### Material supplied
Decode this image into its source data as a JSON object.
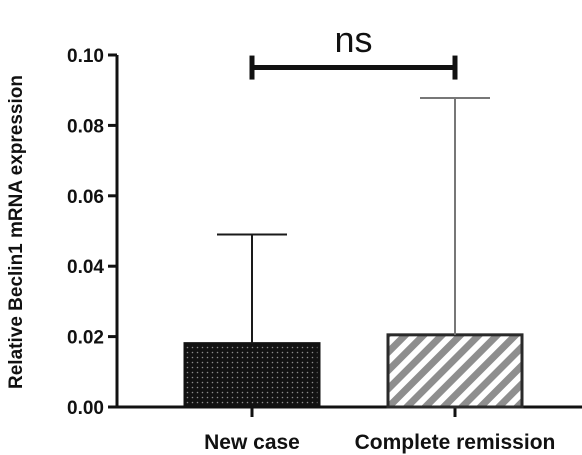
{
  "chart_data": {
    "type": "bar",
    "title": "",
    "xlabel": "",
    "ylabel": "Relative Beclin1 mRNA expression",
    "ylim": [
      0,
      0.1
    ],
    "yticks": [
      "0.00",
      "0.02",
      "0.04",
      "0.06",
      "0.08",
      "0.10"
    ],
    "categories": [
      "New case",
      "Complete remission"
    ],
    "values": [
      0.018,
      0.0205
    ],
    "error_upper": [
      0.049,
      0.0878
    ],
    "bar_patterns": [
      "dotted",
      "diagonal-hatch"
    ],
    "bar_colors": [
      "#1a1a1a",
      "#8c8c8c"
    ],
    "error_colors": [
      "#1a1a1a",
      "#777777"
    ],
    "grid": false,
    "legend": "none",
    "annotations": [
      {
        "type": "significance",
        "label": "ns",
        "between": [
          0,
          1
        ],
        "y": 0.097
      }
    ]
  }
}
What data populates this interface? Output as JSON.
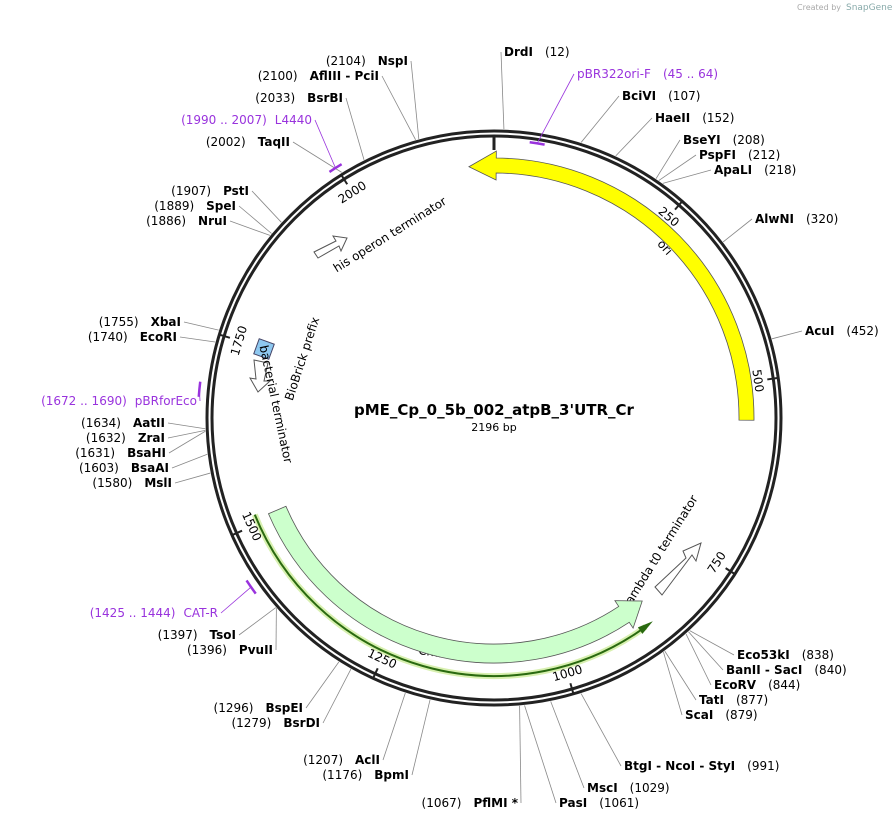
{
  "title": "pME_Cp_0_5b_002_atpB_3'UTR_Cr",
  "length": {
    "value": 2196,
    "label": "2196 bp"
  },
  "watermark": {
    "prefix": "Created by",
    "brand": "SnapGene"
  },
  "ticks": [
    250,
    500,
    750,
    1000,
    1250,
    1500,
    1750,
    2000
  ],
  "features": [
    {
      "name": "ori"
    },
    {
      "name": "CmR"
    },
    {
      "name": "his operon terminator"
    },
    {
      "name": "BioBrick prefix"
    },
    {
      "name": "bacterial terminator"
    },
    {
      "name": "lambda t0 terminator"
    }
  ],
  "primers": [
    {
      "name": "pBR322ori-F",
      "range": "(45 .. 64)",
      "start": 45,
      "end": 64
    },
    {
      "name": "L4440",
      "range": "(1990 .. 2007)",
      "start": 1990,
      "end": 2007
    },
    {
      "name": "pBRforEco",
      "range": "(1672 .. 1690)",
      "start": 1672,
      "end": 1690
    },
    {
      "name": "CAT-R",
      "range": "(1425 .. 1444)",
      "start": 1425,
      "end": 1444
    }
  ],
  "sites": [
    {
      "name": "DrdI",
      "position": {
        "value": 12,
        "label": "(12)"
      }
    },
    {
      "name": "BciVI",
      "position": {
        "value": 107,
        "label": "(107)"
      }
    },
    {
      "name": "HaeII",
      "position": {
        "value": 152,
        "label": "(152)"
      }
    },
    {
      "name": "BseYI",
      "position": {
        "value": 208,
        "label": "(208)"
      }
    },
    {
      "name": "PspFI",
      "position": {
        "value": 212,
        "label": "(212)"
      }
    },
    {
      "name": "ApaLI",
      "position": {
        "value": 218,
        "label": "(218)"
      }
    },
    {
      "name": "AlwNI",
      "position": {
        "value": 320,
        "label": "(320)"
      }
    },
    {
      "name": "AcuI",
      "position": {
        "value": 452,
        "label": "(452)"
      }
    },
    {
      "name": "Eco53kI",
      "position": {
        "value": 838,
        "label": "(838)"
      }
    },
    {
      "name": "BanII - SacI",
      "position": {
        "value": 840,
        "label": "(840)"
      }
    },
    {
      "name": "EcoRV",
      "position": {
        "value": 844,
        "label": "(844)"
      }
    },
    {
      "name": "TatI",
      "position": {
        "value": 877,
        "label": "(877)"
      }
    },
    {
      "name": "ScaI",
      "position": {
        "value": 879,
        "label": "(879)"
      }
    },
    {
      "name": "BtgI - NcoI - StyI",
      "position": {
        "value": 991,
        "label": "(991)"
      }
    },
    {
      "name": "MscI",
      "position": {
        "value": 1029,
        "label": "(1029)"
      }
    },
    {
      "name": "PasI",
      "position": {
        "value": 1061,
        "label": "(1061)"
      }
    },
    {
      "name": "PflMI *",
      "position": {
        "value": 1067,
        "label": "(1067)"
      }
    },
    {
      "name": "BpmI",
      "position": {
        "value": 1176,
        "label": "(1176)"
      }
    },
    {
      "name": "AclI",
      "position": {
        "value": 1207,
        "label": "(1207)"
      }
    },
    {
      "name": "BsrDI",
      "position": {
        "value": 1279,
        "label": "(1279)"
      }
    },
    {
      "name": "BspEI",
      "position": {
        "value": 1296,
        "label": "(1296)"
      }
    },
    {
      "name": "PvuII",
      "position": {
        "value": 1396,
        "label": "(1396)"
      }
    },
    {
      "name": "TsoI",
      "position": {
        "value": 1397,
        "label": "(1397)"
      }
    },
    {
      "name": "MslI",
      "position": {
        "value": 1580,
        "label": "(1580)"
      }
    },
    {
      "name": "BsaAI",
      "position": {
        "value": 1603,
        "label": "(1603)"
      }
    },
    {
      "name": "BsaHI",
      "position": {
        "value": 1631,
        "label": "(1631)"
      }
    },
    {
      "name": "ZraI",
      "position": {
        "value": 1632,
        "label": "(1632)"
      }
    },
    {
      "name": "AatII",
      "position": {
        "value": 1634,
        "label": "(1634)"
      }
    },
    {
      "name": "EcoRI",
      "position": {
        "value": 1740,
        "label": "(1740)"
      }
    },
    {
      "name": "XbaI",
      "position": {
        "value": 1755,
        "label": "(1755)"
      }
    },
    {
      "name": "NruI",
      "position": {
        "value": 1886,
        "label": "(1886)"
      }
    },
    {
      "name": "SpeI",
      "position": {
        "value": 1889,
        "label": "(1889)"
      }
    },
    {
      "name": "PstI",
      "position": {
        "value": 1907,
        "label": "(1907)"
      }
    },
    {
      "name": "TaqII",
      "position": {
        "value": 2002,
        "label": "(2002)"
      }
    },
    {
      "name": "BsrBI",
      "position": {
        "value": 2033,
        "label": "(2033)"
      }
    },
    {
      "name": "AflIII - PciI",
      "position": {
        "value": 2100,
        "label": "(2100)"
      }
    },
    {
      "name": "NspI",
      "position": {
        "value": 2104,
        "label": "(2104)"
      }
    }
  ]
}
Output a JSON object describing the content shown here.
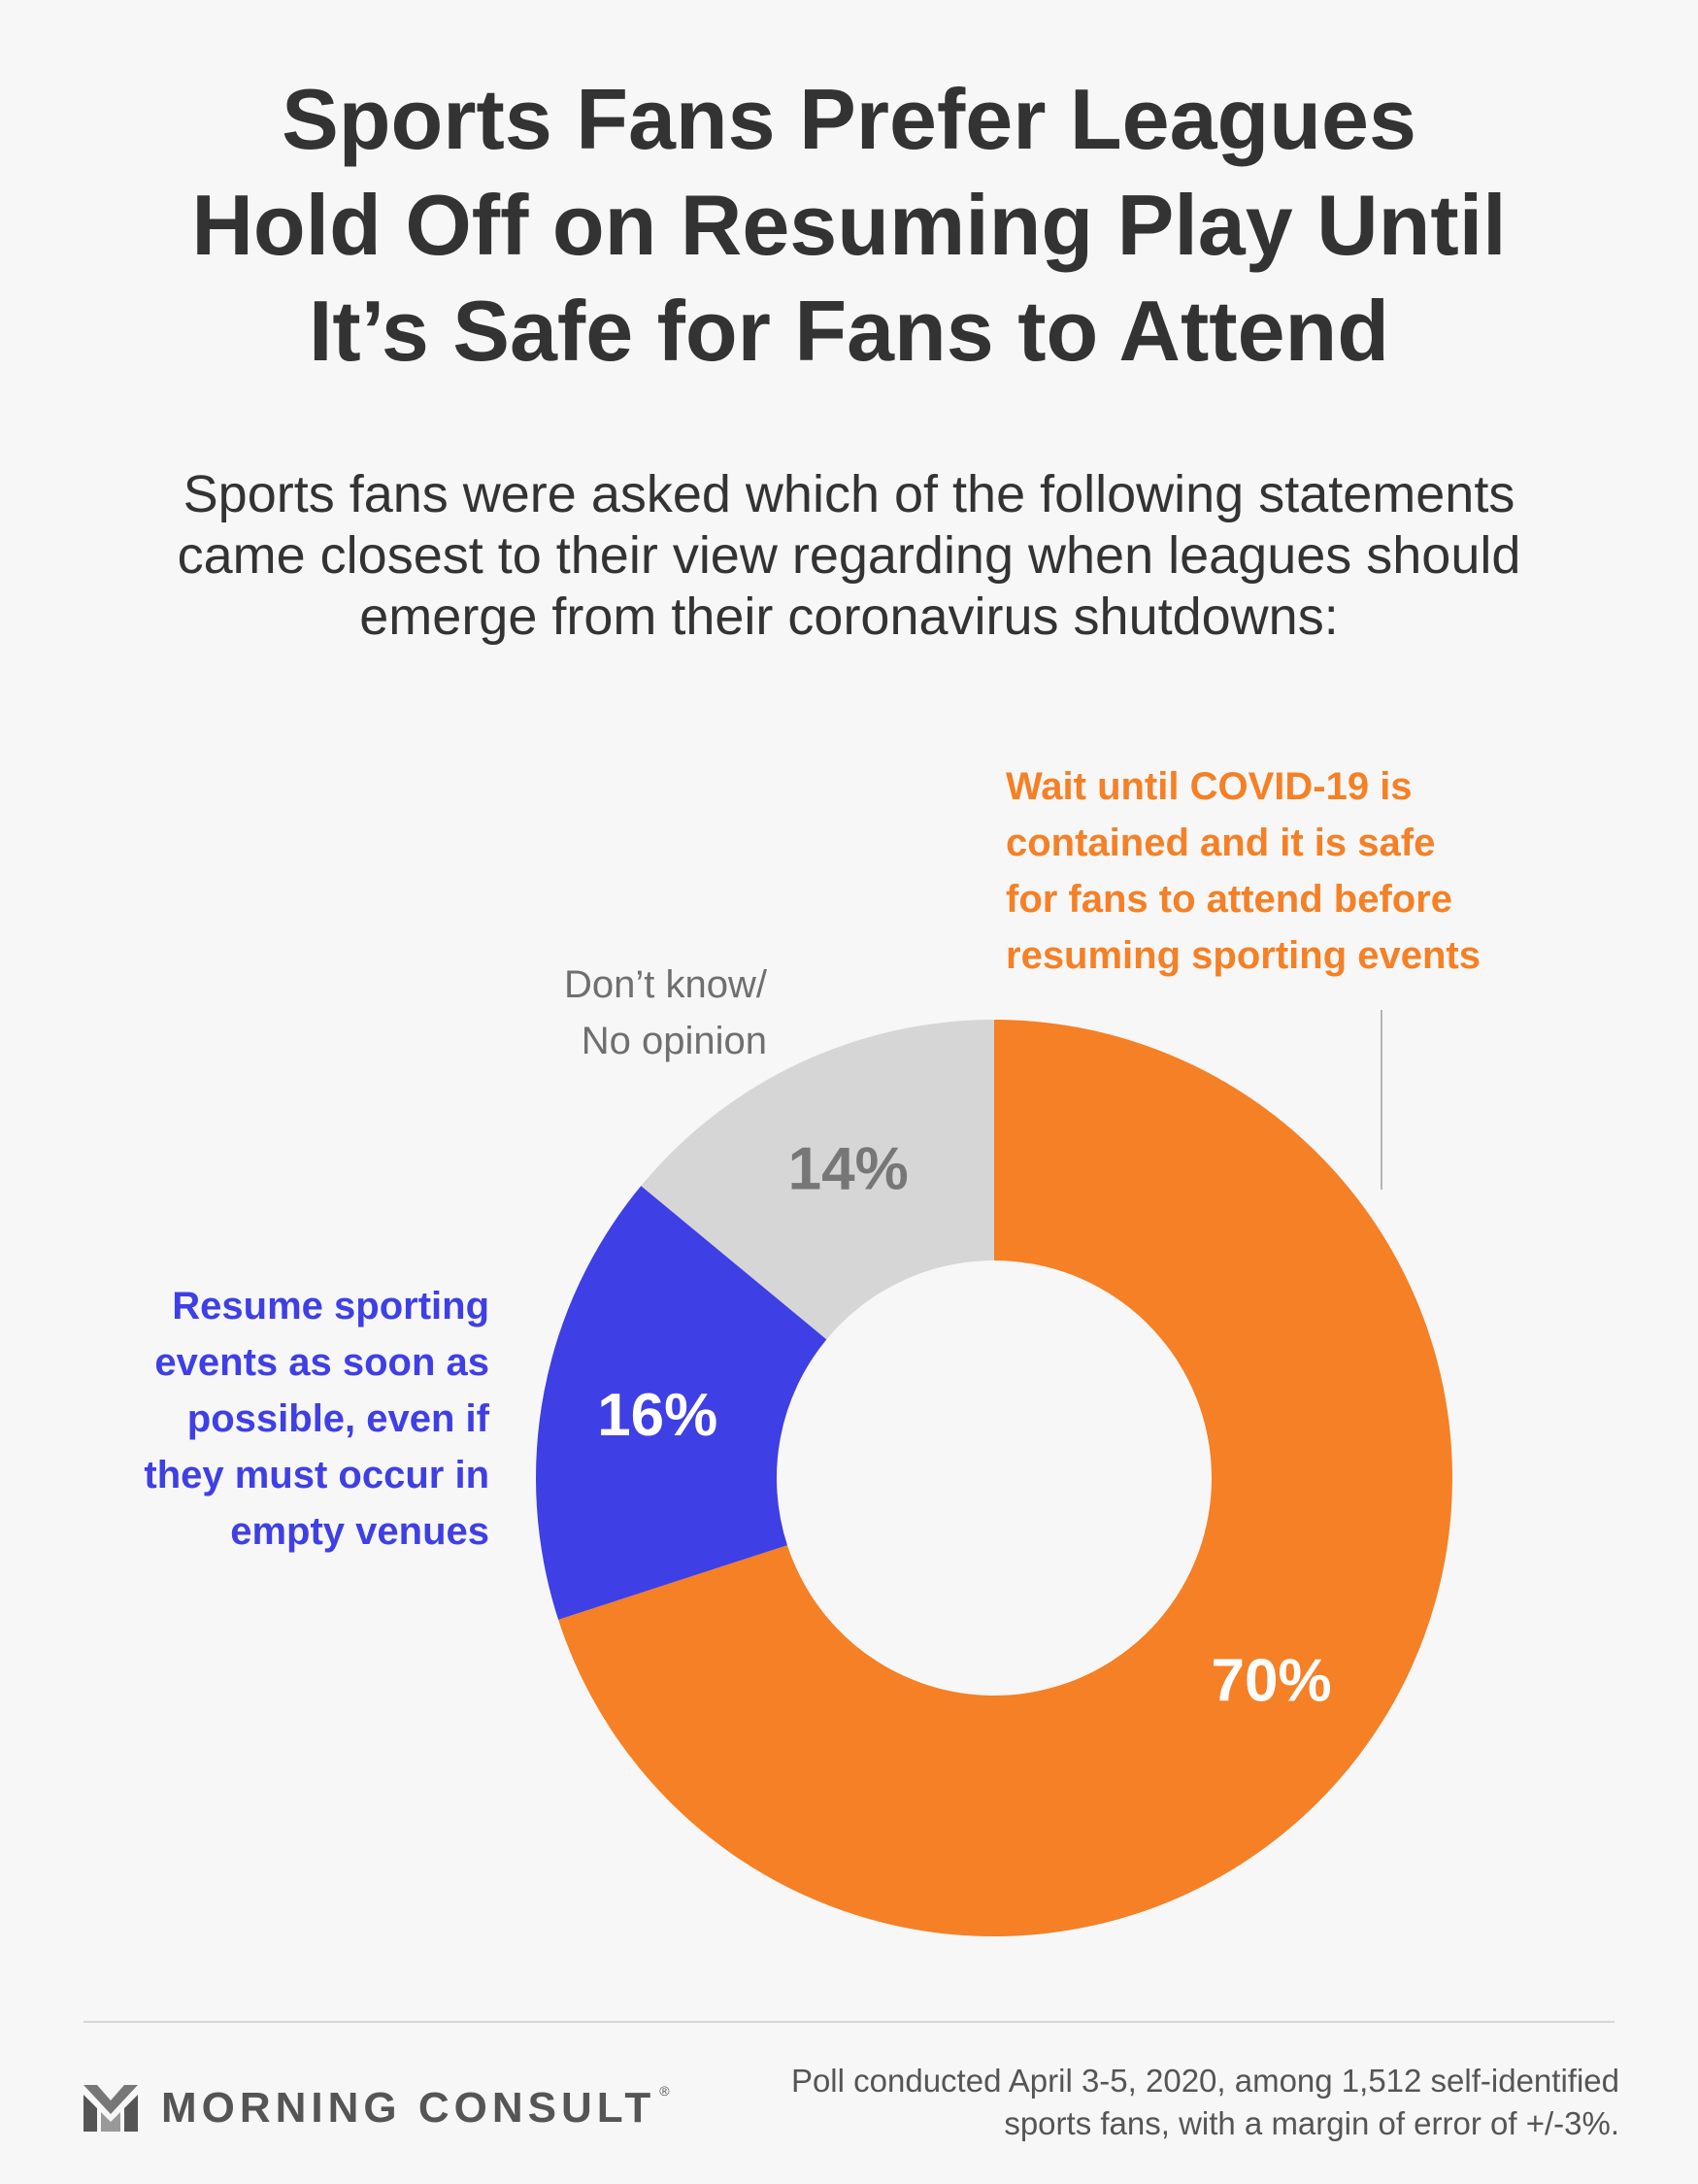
{
  "title_lines": [
    "Sports Fans Prefer Leagues",
    "Hold Off on Resuming Play Until",
    "It’s Safe for Fans to Attend"
  ],
  "subtitle_lines": [
    "Sports fans were asked which of the following statements",
    "came closest to their view regarding when leagues should",
    "emerge from their coronavirus shutdowns:"
  ],
  "chart_data": {
    "type": "pie",
    "donut": true,
    "start": "12 o'clock, clockwise",
    "slices": [
      {
        "key": "wait",
        "value": 70,
        "value_label": "70%",
        "color": "#f58025",
        "label_color": "#ffffff",
        "category_lines": [
          "Wait until COVID-19 is",
          "contained and it is safe",
          "for fans to attend before",
          "resuming sporting events"
        ],
        "category_color": "#f58025"
      },
      {
        "key": "resume",
        "value": 16,
        "value_label": "16%",
        "color": "#3f3fe6",
        "label_color": "#ffffff",
        "category_lines": [
          "Resume sporting",
          "events as soon as",
          "possible, even if",
          "they must occur in",
          "empty venues"
        ],
        "category_color": "#3f3fe6"
      },
      {
        "key": "dontknow",
        "value": 14,
        "value_label": "14%",
        "color": "#d6d6d6",
        "label_color": "#777777",
        "category_lines": [
          "Don’t know/",
          "No opinion"
        ],
        "category_color": "#6f6f6f"
      }
    ]
  },
  "footer": {
    "logo_icon": "morning-consult-m-icon",
    "brand": "MORNING CONSULT",
    "registered": "®",
    "note_lines": [
      "Poll conducted April 3-5, 2020, among 1,512 self-identified",
      "sports fans, with a margin of error of +/-3%."
    ]
  }
}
######
§ **Task item**
Please set down each line of the data above exactly as written, without the pictures.

§ **Reply to the exercise**
Decode this image into its source data as a JSON object.
{
  "chart_data": {
    "type": "bar",
    "title": "",
    "xlabel": "",
    "ylabel": "Relative Beclin1 mRNA expression",
    "ylim": [
      0,
      0.1
    ],
    "yticks": [
      "0.00",
      "0.02",
      "0.04",
      "0.06",
      "0.08",
      "0.10"
    ],
    "categories": [
      "New case",
      "Complete remission"
    ],
    "values": [
      0.018,
      0.0205
    ],
    "error_upper": [
      0.049,
      0.0878
    ],
    "bar_patterns": [
      "dotted",
      "diagonal-hatch"
    ],
    "bar_colors": [
      "#1a1a1a",
      "#8c8c8c"
    ],
    "error_colors": [
      "#1a1a1a",
      "#777777"
    ],
    "grid": false,
    "legend": "none",
    "annotations": [
      {
        "type": "significance",
        "label": "ns",
        "between": [
          0,
          1
        ],
        "y": 0.097
      }
    ]
  }
}
What data populates this interface? Output as JSON.
{
  "title": "pME_Cp_0_5b_002_atpB_3'UTR_Cr",
  "length": {
    "value": 2196,
    "label": "2196 bp"
  },
  "watermark": {
    "prefix": "Created by",
    "brand": "SnapGene"
  },
  "ticks": [
    250,
    500,
    750,
    1000,
    1250,
    1500,
    1750,
    2000
  ],
  "features": [
    {
      "name": "ori"
    },
    {
      "name": "CmR"
    },
    {
      "name": "his operon terminator"
    },
    {
      "name": "BioBrick prefix"
    },
    {
      "name": "bacterial terminator"
    },
    {
      "name": "lambda t0 terminator"
    }
  ],
  "primers": [
    {
      "name": "pBR322ori-F",
      "range": "(45 .. 64)",
      "start": 45,
      "end": 64
    },
    {
      "name": "L4440",
      "range": "(1990 .. 2007)",
      "start": 1990,
      "end": 2007
    },
    {
      "name": "pBRforEco",
      "range": "(1672 .. 1690)",
      "start": 1672,
      "end": 1690
    },
    {
      "name": "CAT-R",
      "range": "(1425 .. 1444)",
      "start": 1425,
      "end": 1444
    }
  ],
  "sites": [
    {
      "name": "DrdI",
      "position": {
        "value": 12,
        "label": "(12)"
      }
    },
    {
      "name": "BciVI",
      "position": {
        "value": 107,
        "label": "(107)"
      }
    },
    {
      "name": "HaeII",
      "position": {
        "value": 152,
        "label": "(152)"
      }
    },
    {
      "name": "BseYI",
      "position": {
        "value": 208,
        "label": "(208)"
      }
    },
    {
      "name": "PspFI",
      "position": {
        "value": 212,
        "label": "(212)"
      }
    },
    {
      "name": "ApaLI",
      "position": {
        "value": 218,
        "label": "(218)"
      }
    },
    {
      "name": "AlwNI",
      "position": {
        "value": 320,
        "label": "(320)"
      }
    },
    {
      "name": "AcuI",
      "position": {
        "value": 452,
        "label": "(452)"
      }
    },
    {
      "name": "Eco53kI",
      "position": {
        "value": 838,
        "label": "(838)"
      }
    },
    {
      "name": "BanII - SacI",
      "position": {
        "value": 840,
        "label": "(840)"
      }
    },
    {
      "name": "EcoRV",
      "position": {
        "value": 844,
        "label": "(844)"
      }
    },
    {
      "name": "TatI",
      "position": {
        "value": 877,
        "label": "(877)"
      }
    },
    {
      "name": "ScaI",
      "position": {
        "value": 879,
        "label": "(879)"
      }
    },
    {
      "name": "BtgI - NcoI - StyI",
      "position": {
        "value": 991,
        "label": "(991)"
      }
    },
    {
      "name": "MscI",
      "position": {
        "value": 1029,
        "label": "(1029)"
      }
    },
    {
      "name": "PasI",
      "position": {
        "value": 1061,
        "label": "(1061)"
      }
    },
    {
      "name": "PflMI *",
      "position": {
        "value": 1067,
        "label": "(1067)"
      }
    },
    {
      "name": "BpmI",
      "position": {
        "value": 1176,
        "label": "(1176)"
      }
    },
    {
      "name": "AclI",
      "position": {
        "value": 1207,
        "label": "(1207)"
      }
    },
    {
      "name": "BsrDI",
      "position": {
        "value": 1279,
        "label": "(1279)"
      }
    },
    {
      "name": "BspEI",
      "position": {
        "value": 1296,
        "label": "(1296)"
      }
    },
    {
      "name": "PvuII",
      "position": {
        "value": 1396,
        "label": "(1396)"
      }
    },
    {
      "name": "TsoI",
      "position": {
        "value": 1397,
        "label": "(1397)"
      }
    },
    {
      "name": "MslI",
      "position": {
        "value": 1580,
        "label": "(1580)"
      }
    },
    {
      "name": "BsaAI",
      "position": {
        "value": 1603,
        "label": "(1603)"
      }
    },
    {
      "name": "BsaHI",
      "position": {
        "value": 1631,
        "label": "(1631)"
      }
    },
    {
      "name": "ZraI",
      "position": {
        "value": 1632,
        "label": "(1632)"
      }
    },
    {
      "name": "AatII",
      "position": {
        "value": 1634,
        "label": "(1634)"
      }
    },
    {
      "name": "EcoRI",
      "position": {
        "value": 1740,
        "label": "(1740)"
      }
    },
    {
      "name": "XbaI",
      "position": {
        "value": 1755,
        "label": "(1755)"
      }
    },
    {
      "name": "NruI",
      "position": {
        "value": 1886,
        "label": "(1886)"
      }
    },
    {
      "name": "SpeI",
      "position": {
        "value": 1889,
        "label": "(1889)"
      }
    },
    {
      "name": "PstI",
      "position": {
        "value": 1907,
        "label": "(1907)"
      }
    },
    {
      "name": "TaqII",
      "position": {
        "value": 2002,
        "label": "(2002)"
      }
    },
    {
      "name": "BsrBI",
      "position": {
        "value": 2033,
        "label": "(2033)"
      }
    },
    {
      "name": "AflIII - PciI",
      "position": {
        "value": 2100,
        "label": "(2100)"
      }
    },
    {
      "name": "NspI",
      "position": {
        "value": 2104,
        "label": "(2104)"
      }
    }
  ]
}
Output a JSON object describing the content shown here.
{
  "title_lines": [
    "Sports Fans Prefer Leagues",
    "Hold Off on Resuming Play Until",
    "It’s Safe for Fans to Attend"
  ],
  "subtitle_lines": [
    "Sports fans were asked which of the following statements",
    "came closest to their view regarding when leagues should",
    "emerge from their coronavirus shutdowns:"
  ],
  "chart_data": {
    "type": "pie",
    "donut": true,
    "start": "12 o'clock, clockwise",
    "slices": [
      {
        "key": "wait",
        "value": 70,
        "value_label": "70%",
        "color": "#f58025",
        "label_color": "#ffffff",
        "category_lines": [
          "Wait until COVID-19 is",
          "contained and it is safe",
          "for fans to attend before",
          "resuming sporting events"
        ],
        "category_color": "#f58025"
      },
      {
        "key": "resume",
        "value": 16,
        "value_label": "16%",
        "color": "#3f3fe6",
        "label_color": "#ffffff",
        "category_lines": [
          "Resume sporting",
          "events as soon as",
          "possible, even if",
          "they must occur in",
          "empty venues"
        ],
        "category_color": "#3f3fe6"
      },
      {
        "key": "dontknow",
        "value": 14,
        "value_label": "14%",
        "color": "#d6d6d6",
        "label_color": "#777777",
        "category_lines": [
          "Don’t know/",
          "No opinion"
        ],
        "category_color": "#6f6f6f"
      }
    ]
  },
  "footer": {
    "logo_icon": "morning-consult-m-icon",
    "brand": "MORNING CONSULT",
    "registered": "®",
    "note_lines": [
      "Poll conducted April 3-5, 2020, among 1,512 self-identified",
      "sports fans, with a margin of error of +/-3%."
    ]
  }
}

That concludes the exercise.